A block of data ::
>>

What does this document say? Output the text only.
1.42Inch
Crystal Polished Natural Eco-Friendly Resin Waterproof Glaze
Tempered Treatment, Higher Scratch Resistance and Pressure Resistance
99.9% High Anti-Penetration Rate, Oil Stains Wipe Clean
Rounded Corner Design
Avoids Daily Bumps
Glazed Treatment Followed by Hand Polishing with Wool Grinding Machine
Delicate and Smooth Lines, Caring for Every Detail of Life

<<

EXERCISE GOAL :: Reproduce the full listing above, character for character.

EXERCISE RESPONSE ::
What does this document say? Output the text only.
1.42Inch
Crystal Polished Natural Eco-Friendly Resin Waterproof Glaze
Tempered Treatment, Higher Scratch Resistance and Pressure Resistance
99.9% High Anti-Penetration Rate, Oil Stains Wipe Clean
Rounded Corner Design
Avoids Daily Bumps
Glazed Treatment Followed by Hand Polishing with Wool Grinding Machine
Delicate and Smooth Lines, Caring for Every Detail of Life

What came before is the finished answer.